YOUR TASK
Determine how many lines include the string "content". Output that number only.

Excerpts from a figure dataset
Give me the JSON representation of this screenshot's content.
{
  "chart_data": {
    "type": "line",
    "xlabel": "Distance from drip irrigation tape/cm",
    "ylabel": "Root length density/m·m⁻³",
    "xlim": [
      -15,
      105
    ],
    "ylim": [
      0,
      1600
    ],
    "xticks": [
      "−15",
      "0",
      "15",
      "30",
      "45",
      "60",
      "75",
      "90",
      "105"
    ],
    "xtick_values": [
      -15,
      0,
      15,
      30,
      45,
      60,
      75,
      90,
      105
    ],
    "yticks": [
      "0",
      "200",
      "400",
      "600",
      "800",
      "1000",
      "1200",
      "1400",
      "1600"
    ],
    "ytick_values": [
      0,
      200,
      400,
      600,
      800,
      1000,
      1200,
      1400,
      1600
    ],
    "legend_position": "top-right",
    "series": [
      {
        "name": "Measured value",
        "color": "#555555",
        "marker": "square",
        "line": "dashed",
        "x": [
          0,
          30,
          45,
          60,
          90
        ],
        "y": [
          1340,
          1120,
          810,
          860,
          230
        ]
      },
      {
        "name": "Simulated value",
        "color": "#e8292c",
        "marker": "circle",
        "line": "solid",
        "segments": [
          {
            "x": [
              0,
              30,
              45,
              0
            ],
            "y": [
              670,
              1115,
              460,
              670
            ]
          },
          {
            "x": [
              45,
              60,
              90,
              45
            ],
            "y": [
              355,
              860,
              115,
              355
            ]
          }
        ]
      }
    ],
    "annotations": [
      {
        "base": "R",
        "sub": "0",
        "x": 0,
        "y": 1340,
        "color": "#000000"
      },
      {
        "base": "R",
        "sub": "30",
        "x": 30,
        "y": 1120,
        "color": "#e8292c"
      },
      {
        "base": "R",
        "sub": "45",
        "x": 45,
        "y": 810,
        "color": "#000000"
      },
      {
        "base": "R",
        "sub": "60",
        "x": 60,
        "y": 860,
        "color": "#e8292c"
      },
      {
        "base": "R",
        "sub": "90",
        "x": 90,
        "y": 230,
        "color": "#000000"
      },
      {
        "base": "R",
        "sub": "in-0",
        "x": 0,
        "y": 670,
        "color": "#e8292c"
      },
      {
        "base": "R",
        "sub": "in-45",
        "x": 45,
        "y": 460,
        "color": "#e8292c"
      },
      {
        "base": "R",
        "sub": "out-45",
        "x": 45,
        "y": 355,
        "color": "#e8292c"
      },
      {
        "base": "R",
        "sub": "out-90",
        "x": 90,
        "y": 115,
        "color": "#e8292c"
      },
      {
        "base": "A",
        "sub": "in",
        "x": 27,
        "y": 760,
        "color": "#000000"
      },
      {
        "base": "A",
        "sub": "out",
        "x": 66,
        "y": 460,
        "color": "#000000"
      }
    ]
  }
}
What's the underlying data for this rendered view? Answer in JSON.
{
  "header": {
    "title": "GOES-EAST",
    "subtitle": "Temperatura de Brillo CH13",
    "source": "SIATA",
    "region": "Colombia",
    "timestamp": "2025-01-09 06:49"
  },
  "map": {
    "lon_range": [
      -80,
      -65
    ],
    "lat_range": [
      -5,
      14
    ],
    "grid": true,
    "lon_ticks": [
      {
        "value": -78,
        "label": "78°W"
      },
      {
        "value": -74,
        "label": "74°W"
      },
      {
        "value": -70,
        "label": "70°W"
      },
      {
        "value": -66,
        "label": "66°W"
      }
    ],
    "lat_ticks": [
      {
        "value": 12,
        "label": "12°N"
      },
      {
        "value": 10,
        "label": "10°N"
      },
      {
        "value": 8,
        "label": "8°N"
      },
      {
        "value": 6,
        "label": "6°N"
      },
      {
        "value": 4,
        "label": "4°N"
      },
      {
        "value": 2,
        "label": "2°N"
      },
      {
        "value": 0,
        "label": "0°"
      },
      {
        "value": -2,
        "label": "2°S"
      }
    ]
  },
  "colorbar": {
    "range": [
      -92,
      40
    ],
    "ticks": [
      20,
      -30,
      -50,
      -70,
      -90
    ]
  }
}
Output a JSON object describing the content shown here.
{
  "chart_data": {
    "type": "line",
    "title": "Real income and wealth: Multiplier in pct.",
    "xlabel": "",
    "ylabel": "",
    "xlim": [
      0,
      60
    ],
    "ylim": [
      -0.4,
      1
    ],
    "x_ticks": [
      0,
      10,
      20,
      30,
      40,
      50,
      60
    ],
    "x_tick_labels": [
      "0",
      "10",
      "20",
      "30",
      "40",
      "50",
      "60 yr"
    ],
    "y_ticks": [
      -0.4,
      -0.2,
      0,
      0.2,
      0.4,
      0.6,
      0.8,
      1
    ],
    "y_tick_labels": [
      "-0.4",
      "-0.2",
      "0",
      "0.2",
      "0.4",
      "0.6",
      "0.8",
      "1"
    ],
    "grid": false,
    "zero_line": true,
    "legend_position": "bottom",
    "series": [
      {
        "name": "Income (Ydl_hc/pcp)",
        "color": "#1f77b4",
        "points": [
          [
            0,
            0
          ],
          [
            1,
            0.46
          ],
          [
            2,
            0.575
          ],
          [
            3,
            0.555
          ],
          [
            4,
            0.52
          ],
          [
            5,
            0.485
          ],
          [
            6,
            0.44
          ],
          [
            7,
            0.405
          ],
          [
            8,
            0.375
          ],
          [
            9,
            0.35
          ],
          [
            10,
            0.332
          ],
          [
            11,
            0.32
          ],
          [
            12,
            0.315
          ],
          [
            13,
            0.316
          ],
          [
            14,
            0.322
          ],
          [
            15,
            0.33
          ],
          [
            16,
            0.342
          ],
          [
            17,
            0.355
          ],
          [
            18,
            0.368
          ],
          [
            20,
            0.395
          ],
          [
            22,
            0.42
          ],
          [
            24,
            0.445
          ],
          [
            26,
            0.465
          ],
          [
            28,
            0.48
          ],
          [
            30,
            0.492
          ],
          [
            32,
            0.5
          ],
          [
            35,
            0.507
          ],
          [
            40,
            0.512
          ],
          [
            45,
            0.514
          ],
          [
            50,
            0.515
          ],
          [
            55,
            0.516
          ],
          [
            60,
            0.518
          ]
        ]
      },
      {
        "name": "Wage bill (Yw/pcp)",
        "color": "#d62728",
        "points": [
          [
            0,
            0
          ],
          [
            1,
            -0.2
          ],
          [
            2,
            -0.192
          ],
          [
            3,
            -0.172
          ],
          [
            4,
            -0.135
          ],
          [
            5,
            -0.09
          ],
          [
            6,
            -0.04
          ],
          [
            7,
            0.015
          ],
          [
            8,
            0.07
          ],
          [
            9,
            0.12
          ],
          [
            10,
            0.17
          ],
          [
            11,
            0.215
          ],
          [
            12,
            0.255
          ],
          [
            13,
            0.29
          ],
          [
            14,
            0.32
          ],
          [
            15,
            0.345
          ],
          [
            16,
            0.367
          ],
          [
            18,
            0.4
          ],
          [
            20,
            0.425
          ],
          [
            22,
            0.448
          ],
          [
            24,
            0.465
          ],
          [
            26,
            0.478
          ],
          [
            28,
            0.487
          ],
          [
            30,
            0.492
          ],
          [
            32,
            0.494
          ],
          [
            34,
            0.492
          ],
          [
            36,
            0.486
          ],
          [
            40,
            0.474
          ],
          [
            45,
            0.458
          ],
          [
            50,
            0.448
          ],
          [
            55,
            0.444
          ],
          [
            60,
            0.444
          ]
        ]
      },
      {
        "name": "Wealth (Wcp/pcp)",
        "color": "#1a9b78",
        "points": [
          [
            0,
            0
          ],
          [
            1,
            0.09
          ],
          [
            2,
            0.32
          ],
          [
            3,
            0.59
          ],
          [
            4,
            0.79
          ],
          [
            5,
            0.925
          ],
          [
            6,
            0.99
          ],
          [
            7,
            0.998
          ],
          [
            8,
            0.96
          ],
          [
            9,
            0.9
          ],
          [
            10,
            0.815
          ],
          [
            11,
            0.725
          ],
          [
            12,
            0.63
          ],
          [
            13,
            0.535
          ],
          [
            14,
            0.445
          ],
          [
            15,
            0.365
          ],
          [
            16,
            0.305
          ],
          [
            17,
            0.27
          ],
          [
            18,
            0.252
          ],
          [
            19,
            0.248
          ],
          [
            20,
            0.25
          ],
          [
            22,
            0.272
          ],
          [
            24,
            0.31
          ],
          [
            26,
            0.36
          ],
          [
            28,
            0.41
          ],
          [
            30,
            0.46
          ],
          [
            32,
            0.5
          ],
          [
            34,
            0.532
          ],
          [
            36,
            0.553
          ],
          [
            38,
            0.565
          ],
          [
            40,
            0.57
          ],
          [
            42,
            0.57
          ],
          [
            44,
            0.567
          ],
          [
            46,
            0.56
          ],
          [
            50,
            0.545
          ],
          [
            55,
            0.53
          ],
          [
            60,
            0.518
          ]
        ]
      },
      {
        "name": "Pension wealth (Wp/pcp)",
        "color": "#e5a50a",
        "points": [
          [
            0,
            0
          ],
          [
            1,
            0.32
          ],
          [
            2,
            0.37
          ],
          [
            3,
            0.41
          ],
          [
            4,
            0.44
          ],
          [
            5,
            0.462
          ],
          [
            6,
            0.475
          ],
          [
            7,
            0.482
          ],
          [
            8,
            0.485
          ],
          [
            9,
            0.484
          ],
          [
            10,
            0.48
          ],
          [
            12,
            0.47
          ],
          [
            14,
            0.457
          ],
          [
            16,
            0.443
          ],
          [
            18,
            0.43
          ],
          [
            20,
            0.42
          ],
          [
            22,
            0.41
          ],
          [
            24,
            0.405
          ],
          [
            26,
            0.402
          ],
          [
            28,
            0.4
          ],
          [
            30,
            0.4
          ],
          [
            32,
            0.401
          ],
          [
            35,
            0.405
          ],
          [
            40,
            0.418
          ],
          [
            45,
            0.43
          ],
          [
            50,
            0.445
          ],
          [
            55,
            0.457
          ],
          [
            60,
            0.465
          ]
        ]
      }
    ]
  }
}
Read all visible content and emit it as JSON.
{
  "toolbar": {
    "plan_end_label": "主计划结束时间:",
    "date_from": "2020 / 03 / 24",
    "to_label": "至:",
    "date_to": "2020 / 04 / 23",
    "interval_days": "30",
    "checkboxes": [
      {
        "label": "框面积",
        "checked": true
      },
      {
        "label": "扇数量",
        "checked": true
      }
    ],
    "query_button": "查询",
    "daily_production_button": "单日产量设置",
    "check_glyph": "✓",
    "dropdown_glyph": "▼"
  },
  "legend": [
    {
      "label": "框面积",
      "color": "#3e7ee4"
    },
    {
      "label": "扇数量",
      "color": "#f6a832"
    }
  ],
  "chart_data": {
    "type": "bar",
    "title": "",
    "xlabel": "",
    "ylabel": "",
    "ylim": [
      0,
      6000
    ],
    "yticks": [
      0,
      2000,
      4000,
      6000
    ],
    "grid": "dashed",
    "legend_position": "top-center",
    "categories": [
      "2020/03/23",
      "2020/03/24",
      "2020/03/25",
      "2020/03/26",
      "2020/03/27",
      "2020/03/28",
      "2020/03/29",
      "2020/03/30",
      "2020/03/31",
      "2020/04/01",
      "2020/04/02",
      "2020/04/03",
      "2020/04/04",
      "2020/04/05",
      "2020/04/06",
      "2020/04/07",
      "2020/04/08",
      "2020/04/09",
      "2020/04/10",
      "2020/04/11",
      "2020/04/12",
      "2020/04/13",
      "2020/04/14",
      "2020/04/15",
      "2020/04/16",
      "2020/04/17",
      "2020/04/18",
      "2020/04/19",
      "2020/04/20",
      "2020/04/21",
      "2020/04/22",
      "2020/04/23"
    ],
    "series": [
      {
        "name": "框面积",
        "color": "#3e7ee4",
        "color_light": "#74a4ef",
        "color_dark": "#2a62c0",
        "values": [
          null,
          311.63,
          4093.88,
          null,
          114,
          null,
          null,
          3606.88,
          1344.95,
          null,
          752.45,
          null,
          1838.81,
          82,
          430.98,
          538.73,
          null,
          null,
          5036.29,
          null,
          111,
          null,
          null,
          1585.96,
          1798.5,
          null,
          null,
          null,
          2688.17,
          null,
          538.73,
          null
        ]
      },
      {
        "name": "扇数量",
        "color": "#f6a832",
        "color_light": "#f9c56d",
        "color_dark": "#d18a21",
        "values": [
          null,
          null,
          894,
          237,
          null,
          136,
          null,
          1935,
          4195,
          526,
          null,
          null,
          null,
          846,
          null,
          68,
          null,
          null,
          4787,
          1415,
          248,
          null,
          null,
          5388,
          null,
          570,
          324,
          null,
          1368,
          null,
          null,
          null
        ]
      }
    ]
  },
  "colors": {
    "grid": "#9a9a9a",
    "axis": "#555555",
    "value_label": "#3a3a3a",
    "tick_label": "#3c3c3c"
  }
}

OUTPUT
3